This study aims to develop a practical guideline for adapting track and field events in school physical education programs for students with physical disabilities. The guideline is grounded in international standards set by the International Paralympic Committee (IPC) and World Athletics, along with recommendations from the World Health Organization (WHO) on physical activity for persons with disabilities and UNESCO principles on inclusive education. The need for such a resource emerges from the noticeable scarcity of applied frameworks that demonstrate how athletic events can be adapted for students with physical impairments in school settings—an issue that limits their opportunities for participation, engagement, and motor development when compared to their peers.

This study employed the descriptive method by reviewing the relevant literature, previous studies, international regulations, and recognized para-sport adaptation manuals to extract applicable principles for school environments. The proposed guideline outlines procedures for adapting races and field events, modifying equipment and assistive devices, adjusting officiating rules, and restructuring movement pathways to suit students’ functional abilities.

Items from a data source
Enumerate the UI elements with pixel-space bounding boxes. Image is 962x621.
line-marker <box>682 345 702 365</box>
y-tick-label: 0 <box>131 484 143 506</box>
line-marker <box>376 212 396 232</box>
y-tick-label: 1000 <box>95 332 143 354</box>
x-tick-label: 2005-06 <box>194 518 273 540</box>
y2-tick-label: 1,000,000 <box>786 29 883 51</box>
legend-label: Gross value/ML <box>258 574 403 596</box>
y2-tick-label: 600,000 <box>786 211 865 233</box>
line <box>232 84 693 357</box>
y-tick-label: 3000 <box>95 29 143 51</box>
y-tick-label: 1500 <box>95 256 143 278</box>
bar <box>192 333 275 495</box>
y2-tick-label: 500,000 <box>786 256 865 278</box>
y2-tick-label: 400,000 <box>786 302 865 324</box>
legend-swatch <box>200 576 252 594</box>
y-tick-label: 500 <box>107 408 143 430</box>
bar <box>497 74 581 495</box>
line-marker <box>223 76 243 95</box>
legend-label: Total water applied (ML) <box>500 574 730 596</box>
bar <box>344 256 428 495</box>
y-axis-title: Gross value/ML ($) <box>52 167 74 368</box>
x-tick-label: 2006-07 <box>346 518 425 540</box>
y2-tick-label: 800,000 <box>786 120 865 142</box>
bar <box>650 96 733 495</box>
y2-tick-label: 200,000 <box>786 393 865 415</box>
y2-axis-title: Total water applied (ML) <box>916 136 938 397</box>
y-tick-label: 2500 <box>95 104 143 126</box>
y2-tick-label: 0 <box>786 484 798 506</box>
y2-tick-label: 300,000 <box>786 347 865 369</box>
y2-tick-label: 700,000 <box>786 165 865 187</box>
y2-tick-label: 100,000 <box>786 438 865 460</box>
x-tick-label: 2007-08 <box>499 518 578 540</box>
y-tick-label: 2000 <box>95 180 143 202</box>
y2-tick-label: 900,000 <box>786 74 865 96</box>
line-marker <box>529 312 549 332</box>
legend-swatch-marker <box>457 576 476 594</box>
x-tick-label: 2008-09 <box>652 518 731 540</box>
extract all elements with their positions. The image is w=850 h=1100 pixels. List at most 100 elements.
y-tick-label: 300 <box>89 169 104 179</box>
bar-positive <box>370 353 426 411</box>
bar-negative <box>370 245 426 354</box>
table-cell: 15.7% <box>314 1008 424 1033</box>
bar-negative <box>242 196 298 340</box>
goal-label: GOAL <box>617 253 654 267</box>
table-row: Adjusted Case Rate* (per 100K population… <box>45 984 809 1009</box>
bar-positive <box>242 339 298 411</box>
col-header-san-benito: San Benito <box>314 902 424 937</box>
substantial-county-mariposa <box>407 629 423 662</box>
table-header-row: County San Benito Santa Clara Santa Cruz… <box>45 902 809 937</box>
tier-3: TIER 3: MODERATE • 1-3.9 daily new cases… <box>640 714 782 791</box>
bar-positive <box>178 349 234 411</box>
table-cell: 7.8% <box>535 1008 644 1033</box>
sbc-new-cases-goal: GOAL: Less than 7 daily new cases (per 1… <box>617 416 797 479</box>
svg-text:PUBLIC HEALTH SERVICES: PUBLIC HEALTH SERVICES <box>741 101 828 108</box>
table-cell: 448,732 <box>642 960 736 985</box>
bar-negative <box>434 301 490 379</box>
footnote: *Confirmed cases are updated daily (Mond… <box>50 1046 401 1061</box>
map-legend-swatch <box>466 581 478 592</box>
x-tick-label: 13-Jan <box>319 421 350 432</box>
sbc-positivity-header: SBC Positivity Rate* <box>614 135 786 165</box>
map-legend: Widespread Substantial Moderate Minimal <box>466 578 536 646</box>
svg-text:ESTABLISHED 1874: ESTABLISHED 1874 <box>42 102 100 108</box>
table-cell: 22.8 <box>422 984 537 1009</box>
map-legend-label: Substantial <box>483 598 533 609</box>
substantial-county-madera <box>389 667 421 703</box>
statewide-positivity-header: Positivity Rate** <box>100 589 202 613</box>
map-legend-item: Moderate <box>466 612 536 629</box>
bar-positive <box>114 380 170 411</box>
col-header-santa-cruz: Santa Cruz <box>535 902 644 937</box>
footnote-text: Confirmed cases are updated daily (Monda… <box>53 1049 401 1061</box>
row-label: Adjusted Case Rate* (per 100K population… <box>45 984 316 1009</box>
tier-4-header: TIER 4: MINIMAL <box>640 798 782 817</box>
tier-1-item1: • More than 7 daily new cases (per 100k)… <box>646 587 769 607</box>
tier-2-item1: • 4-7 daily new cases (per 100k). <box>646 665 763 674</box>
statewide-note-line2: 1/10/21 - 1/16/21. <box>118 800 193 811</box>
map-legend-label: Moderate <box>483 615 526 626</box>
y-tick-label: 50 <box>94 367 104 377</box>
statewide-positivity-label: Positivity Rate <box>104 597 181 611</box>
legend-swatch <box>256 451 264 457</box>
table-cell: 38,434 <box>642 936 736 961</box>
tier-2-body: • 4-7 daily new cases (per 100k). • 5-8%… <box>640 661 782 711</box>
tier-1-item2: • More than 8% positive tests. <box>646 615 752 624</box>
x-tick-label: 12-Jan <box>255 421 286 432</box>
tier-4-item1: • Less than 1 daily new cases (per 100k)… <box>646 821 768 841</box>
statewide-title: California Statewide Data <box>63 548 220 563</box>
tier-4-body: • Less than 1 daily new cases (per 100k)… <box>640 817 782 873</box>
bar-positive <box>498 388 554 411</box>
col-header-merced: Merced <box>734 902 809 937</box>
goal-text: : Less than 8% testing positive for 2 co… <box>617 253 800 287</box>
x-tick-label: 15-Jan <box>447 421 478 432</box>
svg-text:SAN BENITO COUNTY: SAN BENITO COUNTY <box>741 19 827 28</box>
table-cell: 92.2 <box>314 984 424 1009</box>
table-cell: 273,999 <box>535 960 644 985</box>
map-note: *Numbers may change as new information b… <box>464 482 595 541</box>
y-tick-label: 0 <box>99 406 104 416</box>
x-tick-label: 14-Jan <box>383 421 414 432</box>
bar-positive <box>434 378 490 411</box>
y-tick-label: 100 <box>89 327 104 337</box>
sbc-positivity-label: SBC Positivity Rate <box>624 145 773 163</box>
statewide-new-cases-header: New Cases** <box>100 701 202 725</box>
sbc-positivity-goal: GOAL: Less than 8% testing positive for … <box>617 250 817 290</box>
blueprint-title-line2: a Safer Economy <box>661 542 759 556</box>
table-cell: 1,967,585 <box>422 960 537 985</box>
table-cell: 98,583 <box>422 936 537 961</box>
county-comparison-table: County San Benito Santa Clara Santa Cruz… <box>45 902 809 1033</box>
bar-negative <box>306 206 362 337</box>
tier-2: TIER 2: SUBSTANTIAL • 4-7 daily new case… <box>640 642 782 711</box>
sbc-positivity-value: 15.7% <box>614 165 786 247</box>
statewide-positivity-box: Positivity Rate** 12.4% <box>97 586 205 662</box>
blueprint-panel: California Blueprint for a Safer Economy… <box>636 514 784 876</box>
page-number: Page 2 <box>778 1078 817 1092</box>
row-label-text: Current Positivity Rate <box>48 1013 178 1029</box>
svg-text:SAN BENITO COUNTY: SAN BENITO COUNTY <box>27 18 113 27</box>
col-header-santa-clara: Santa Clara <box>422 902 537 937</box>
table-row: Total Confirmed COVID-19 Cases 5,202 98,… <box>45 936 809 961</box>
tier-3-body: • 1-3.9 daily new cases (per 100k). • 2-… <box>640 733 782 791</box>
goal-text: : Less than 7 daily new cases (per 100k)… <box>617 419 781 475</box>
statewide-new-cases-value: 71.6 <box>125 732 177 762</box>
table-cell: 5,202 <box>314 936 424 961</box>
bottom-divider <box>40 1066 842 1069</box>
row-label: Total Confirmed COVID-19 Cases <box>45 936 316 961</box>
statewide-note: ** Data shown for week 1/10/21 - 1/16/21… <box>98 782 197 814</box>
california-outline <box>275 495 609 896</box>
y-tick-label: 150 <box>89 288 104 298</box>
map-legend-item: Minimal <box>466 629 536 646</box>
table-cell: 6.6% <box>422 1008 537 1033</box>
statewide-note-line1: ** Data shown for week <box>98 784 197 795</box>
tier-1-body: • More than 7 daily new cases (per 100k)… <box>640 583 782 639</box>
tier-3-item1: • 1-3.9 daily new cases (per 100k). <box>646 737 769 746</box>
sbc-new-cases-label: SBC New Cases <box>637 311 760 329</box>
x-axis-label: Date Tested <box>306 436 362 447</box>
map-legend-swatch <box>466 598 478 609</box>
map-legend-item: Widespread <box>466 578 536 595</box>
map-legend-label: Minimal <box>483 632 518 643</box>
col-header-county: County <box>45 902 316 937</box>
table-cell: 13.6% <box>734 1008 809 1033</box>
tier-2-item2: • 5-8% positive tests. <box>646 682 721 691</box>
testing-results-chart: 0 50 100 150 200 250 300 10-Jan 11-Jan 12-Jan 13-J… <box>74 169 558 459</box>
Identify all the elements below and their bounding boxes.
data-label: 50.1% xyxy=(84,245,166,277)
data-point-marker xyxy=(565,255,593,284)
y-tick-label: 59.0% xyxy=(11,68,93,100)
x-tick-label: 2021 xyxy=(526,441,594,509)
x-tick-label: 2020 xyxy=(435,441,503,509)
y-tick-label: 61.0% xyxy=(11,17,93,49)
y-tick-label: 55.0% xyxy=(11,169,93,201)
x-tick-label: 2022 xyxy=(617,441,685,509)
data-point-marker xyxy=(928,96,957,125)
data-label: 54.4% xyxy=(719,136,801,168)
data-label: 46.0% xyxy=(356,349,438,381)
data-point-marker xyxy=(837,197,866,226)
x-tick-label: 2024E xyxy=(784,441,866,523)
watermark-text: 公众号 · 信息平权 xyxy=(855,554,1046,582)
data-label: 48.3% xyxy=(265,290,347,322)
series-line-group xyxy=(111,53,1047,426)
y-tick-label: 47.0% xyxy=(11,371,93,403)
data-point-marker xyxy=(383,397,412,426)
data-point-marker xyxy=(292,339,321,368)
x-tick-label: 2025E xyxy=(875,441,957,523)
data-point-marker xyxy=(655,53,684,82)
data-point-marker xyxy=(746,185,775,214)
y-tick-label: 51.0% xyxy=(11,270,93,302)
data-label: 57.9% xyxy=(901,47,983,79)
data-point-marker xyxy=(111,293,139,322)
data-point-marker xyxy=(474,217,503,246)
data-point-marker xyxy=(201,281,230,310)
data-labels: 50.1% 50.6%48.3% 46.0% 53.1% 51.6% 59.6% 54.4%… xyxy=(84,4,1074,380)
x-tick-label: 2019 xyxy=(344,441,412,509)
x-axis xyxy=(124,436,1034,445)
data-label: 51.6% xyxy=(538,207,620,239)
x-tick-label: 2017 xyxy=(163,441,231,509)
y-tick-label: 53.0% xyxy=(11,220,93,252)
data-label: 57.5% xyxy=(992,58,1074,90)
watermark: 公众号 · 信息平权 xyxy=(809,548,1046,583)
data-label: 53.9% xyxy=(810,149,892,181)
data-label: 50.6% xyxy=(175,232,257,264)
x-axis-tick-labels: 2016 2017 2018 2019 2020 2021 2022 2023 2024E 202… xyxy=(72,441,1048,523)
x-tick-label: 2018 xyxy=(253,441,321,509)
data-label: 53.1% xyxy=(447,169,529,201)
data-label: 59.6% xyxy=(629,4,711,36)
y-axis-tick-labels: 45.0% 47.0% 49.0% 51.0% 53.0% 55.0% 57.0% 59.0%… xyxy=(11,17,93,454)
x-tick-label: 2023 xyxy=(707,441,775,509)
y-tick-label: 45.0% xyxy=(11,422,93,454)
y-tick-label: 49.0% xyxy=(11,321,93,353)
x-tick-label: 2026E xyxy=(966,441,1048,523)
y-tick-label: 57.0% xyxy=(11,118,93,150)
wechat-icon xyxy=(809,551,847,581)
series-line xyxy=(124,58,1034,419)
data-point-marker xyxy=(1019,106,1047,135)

■ **Assigned task A**:
From the passage on adapted track and field above, reproduce the text starting with "This study aims" and going on through "to their peers.".
■ **Assigned task B**:
Translate this sentence from the passage on adapted track and field into Spanish: "The proposed guideline outlines procedures for adapting races and field events, modifying equipment and assistive devices, adjusting officiating rules, and restructuring movement pathways to suit students’ functional abilities."
■ **Assigned task C**:
Pick up the passage on adapted track and field from where it stops above and continue it.

■ **Task response A**:
This study aims to develop a practical guideline for adapting track and field events in school physical education programs for students with physical disabilities. The guideline is grounded in international standards set by the International Paralympic Committee (IPC) and World Athletics, along with recommendations from the World Health Organization (WHO) on physical activity for persons with disabilities and UNESCO principles on inclusive education. The need for such a resource emerges from the noticeable scarcity of applied frameworks that demonstrate how athletic events can be adapted for students with physical impairments in school settings—an issue that limits their opportunities for participation, engagement, and motor development when compared to their peers.

■ **Task response B**:
La guía propuesta describe los procedimientos para adaptar las carreras y las pruebas de campo, modificar el equipamiento y los dispositivos de apoyo, ajustar las normas de arbitraje y reestructurar las trayectorias de movimiento para adecuarlas a las capacidades funcionales de los estudiantes.

■ **Task response C**:
The findings support the feasibility and value of implementing adapted athletics programs in schools, as they contribute to enhancing physical competence, increasing participation levels, promoting motivation toward physical activity, and strengthening social inclusion and self-confidence among students with physical disabilities. Accordingly, this study recommends adopting the proposed guideline within physical education curricula and providing professional development for PE teachers to ensure effective implementation that aligns with students’ physical and developmental characteristics.